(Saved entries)
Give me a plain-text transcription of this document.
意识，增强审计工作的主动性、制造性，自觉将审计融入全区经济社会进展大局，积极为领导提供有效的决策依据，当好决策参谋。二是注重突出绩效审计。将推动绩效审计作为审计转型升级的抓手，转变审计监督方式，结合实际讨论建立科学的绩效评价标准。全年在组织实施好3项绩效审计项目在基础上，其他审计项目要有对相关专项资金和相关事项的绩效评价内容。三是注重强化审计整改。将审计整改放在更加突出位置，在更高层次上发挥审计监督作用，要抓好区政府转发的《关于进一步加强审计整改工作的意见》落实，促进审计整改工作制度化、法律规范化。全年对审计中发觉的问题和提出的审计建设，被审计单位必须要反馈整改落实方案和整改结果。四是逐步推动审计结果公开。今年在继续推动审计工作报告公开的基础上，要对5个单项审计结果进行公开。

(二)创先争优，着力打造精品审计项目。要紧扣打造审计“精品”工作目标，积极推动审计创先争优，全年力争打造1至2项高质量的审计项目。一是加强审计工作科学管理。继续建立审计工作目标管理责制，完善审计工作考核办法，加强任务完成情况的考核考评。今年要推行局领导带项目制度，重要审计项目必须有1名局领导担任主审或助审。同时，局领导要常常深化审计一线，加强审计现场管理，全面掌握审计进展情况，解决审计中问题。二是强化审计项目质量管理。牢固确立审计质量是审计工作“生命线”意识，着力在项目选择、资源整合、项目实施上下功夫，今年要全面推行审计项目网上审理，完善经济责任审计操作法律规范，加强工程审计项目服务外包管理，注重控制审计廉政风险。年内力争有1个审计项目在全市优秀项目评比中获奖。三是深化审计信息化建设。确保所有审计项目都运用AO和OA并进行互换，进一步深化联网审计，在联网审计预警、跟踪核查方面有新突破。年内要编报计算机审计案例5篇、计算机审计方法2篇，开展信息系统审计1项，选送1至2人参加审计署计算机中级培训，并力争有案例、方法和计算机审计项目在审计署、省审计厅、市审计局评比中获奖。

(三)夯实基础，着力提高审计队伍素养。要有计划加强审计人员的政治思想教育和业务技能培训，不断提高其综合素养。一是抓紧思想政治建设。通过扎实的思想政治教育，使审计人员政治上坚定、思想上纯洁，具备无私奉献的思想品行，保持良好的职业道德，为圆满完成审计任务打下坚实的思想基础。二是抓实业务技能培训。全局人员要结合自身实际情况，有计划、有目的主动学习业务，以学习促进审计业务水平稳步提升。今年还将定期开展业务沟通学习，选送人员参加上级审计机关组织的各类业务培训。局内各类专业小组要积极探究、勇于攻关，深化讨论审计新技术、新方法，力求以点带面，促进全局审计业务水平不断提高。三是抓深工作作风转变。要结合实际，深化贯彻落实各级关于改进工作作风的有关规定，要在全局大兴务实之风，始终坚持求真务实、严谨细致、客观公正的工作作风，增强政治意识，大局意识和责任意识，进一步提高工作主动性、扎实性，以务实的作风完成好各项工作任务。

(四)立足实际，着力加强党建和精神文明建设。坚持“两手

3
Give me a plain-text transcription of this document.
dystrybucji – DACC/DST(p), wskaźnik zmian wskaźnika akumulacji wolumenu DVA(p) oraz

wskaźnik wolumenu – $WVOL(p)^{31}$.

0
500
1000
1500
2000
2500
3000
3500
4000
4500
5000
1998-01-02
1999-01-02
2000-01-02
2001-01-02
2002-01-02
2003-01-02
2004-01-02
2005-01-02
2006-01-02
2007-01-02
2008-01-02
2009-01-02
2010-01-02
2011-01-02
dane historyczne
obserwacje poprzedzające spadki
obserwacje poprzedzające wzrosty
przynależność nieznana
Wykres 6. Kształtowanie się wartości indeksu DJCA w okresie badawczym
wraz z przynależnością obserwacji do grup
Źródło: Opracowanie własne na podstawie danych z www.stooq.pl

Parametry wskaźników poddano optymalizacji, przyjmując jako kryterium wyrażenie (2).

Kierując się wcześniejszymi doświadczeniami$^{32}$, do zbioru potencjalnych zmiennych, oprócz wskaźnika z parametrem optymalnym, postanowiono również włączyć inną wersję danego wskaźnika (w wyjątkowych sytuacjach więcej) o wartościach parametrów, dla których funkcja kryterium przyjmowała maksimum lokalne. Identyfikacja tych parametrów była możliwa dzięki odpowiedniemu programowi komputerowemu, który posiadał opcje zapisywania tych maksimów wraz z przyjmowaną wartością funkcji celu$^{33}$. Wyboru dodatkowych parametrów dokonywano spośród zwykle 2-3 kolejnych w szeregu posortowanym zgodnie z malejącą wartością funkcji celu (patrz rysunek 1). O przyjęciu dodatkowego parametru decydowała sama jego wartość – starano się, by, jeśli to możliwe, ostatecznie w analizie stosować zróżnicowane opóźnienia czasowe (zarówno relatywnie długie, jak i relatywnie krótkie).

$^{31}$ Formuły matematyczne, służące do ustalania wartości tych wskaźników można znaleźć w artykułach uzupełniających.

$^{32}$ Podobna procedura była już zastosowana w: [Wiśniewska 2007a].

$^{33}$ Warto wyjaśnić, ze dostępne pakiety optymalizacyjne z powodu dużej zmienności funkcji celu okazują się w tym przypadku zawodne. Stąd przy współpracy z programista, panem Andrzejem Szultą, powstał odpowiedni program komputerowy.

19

§ What the task requires: Copy all data exactly, start to finish.

§ Problem solution:
Give me a plain-text transcription of this document.
意识，增强审计工作的主动性、制造性，自觉将审计融入全区经济社会进展大局，积极为领导提供有效的决策依据，当好决策参谋。二是注重突出绩效审计。将推动绩效审计作为审计转型升级的抓手，转变审计监督方式，结合实际讨论建立科学的绩效评价标准。全年在组织实施好3项绩效审计项目在基础上，其他审计项目要有对相关专项资金和相关事项的绩效评价内容。三是注重强化审计整改。将审计整改放在更加突出位置，在更高层次上发挥审计监督作用，要抓好区政府转发的《关于进一步加强审计整改工作的意见》落实，促进审计整改工作制度化、法律规范化。全年对审计中发觉的问题和提出的审计建设，被审计单位必须要反馈整改落实方案和整改结果。四是逐步推动审计结果公开。今年在继续推动审计工作报告公开的基础上，要对5个单项审计结果进行公开。

(二)创先争优，着力打造精品审计项目。要紧扣打造审计“精品”工作目标，积极推动审计创先争优，全年力争打造1至2项高质量的审计项目。一是加强审计工作科学管理。继续建立审计工作目标管理责制，完善审计工作考核办法，加强任务完成情况的考核考评。今年要推行局领导带项目制度，重要审计项目必须有1名局领导担任主审或助审。同时，局领导要常常深化审计一线，加强审计现场管理，全面掌握审计进展情况，解决审计中问题。二是强化审计项目质量管理。牢固确立审计质量是审计工作“生命线”意识，着力在项目选择、资源整合、项目实施上下功夫，今年要全面推行审计项目网上审理，完善经济责任审计操作法律规范，加强工程审计项目服务外包管理，注重控制审计廉政风险。年内力争有1个审计项目在全市优秀项目评比中获奖。三是深化审计信息化建设。确保所有审计项目都运用AO和OA并进行互换，进一步深化联网审计，在联网审计预警、跟踪核查方面有新突破。年内要编报计算机审计案例5篇、计算机审计方法2篇，开展信息系统审计1项，选送1至2人参加审计署计算机中级培训，并力争有案例、方法和计算机审计项目在审计署、省审计厅、市审计局评比中获奖。

(三)夯实基础，着力提高审计队伍素养。要有计划加强审计人员的政治思想教育和业务技能培训，不断提高其综合素养。一是抓紧思想政治建设。通过扎实的思想政治教育，使审计人员政治上坚定、思想上纯洁，具备无私奉献的思想品行，保持良好的职业道德，为圆满完成审计任务打下坚实的思想基础。二是抓实业务技能培训。全局人员要结合自身实际情况，有计划、有目的主动学习业务，以学习促进审计业务水平稳步提升。今年还将定期开展业务沟通学习，选送人员参加上级审计机关组织的各类业务培训。局内各类专业小组要积极探究、勇于攻关，深化讨论审计新技术、新方法，力求以点带面，促进全局审计业务水平不断提高。三是抓深工作作风转变。要结合实际，深化贯彻落实各级关于改进工作作风的有关规定，要在全局大兴务实之风，始终坚持求真务实、严谨细致、客观公正的工作作风，增强政治意识，大局意识和责任意识，进一步提高工作主动性、扎实性，以务实的作风完成好各项工作任务。

(四)立足实际，着力加强党建和精神文明建设。坚持“两手

3
Give me a plain-text transcription of this document.
dystrybucji – DACC/DST(p), wskaźnik zmian wskaźnika akumulacji wolumenu DVA(p) oraz

wskaźnik wolumenu – $WVOL(p)^{31}$.

0
500
1000
1500
2000
2500
3000
3500
4000
4500
5000
1998-01-02
1999-01-02
2000-01-02
2001-01-02
2002-01-02
2003-01-02
2004-01-02
2005-01-02
2006-01-02
2007-01-02
2008-01-02
2009-01-02
2010-01-02
2011-01-02
dane historyczne
obserwacje poprzedzające spadki
obserwacje poprzedzające wzrosty
przynależność nieznana
Wykres 6. Kształtowanie się wartości indeksu DJCA w okresie badawczym
wraz z przynależnością obserwacji do grup
Źródło: Opracowanie własne na podstawie danych z www.stooq.pl

Parametry wskaźników poddano optymalizacji, przyjmując jako kryterium wyrażenie (2).

Kierując się wcześniejszymi doświadczeniami$^{32}$, do zbioru potencjalnych zmiennych, oprócz wskaźnika z parametrem optymalnym, postanowiono również włączyć inną wersję danego wskaźnika (w wyjątkowych sytuacjach więcej) o wartościach parametrów, dla których funkcja kryterium przyjmowała maksimum lokalne. Identyfikacja tych parametrów była możliwa dzięki odpowiedniemu programowi komputerowemu, który posiadał opcje zapisywania tych maksimów wraz z przyjmowaną wartością funkcji celu$^{33}$. Wyboru dodatkowych parametrów dokonywano spośród zwykle 2-3 kolejnych w szeregu posortowanym zgodnie z malejącą wartością funkcji celu (patrz rysunek 1). O przyjęciu dodatkowego parametru decydowała sama jego wartość – starano się, by, jeśli to możliwe, ostatecznie w analizie stosować zróżnicowane opóźnienia czasowe (zarówno relatywnie długie, jak i relatywnie krótkie).

$^{31}$ Formuły matematyczne, służące do ustalania wartości tych wskaźników można znaleźć w artykułach uzupełniających.

$^{32}$ Podobna procedura była już zastosowana w: [Wiśniewska 2007a].

$^{33}$ Warto wyjaśnić, ze dostępne pakiety optymalizacyjne z powodu dużej zmienności funkcji celu okazują się w tym przypadku zawodne. Stąd przy współpracy z programista, panem Andrzejem Szultą, powstał odpowiedni program komputerowy.

19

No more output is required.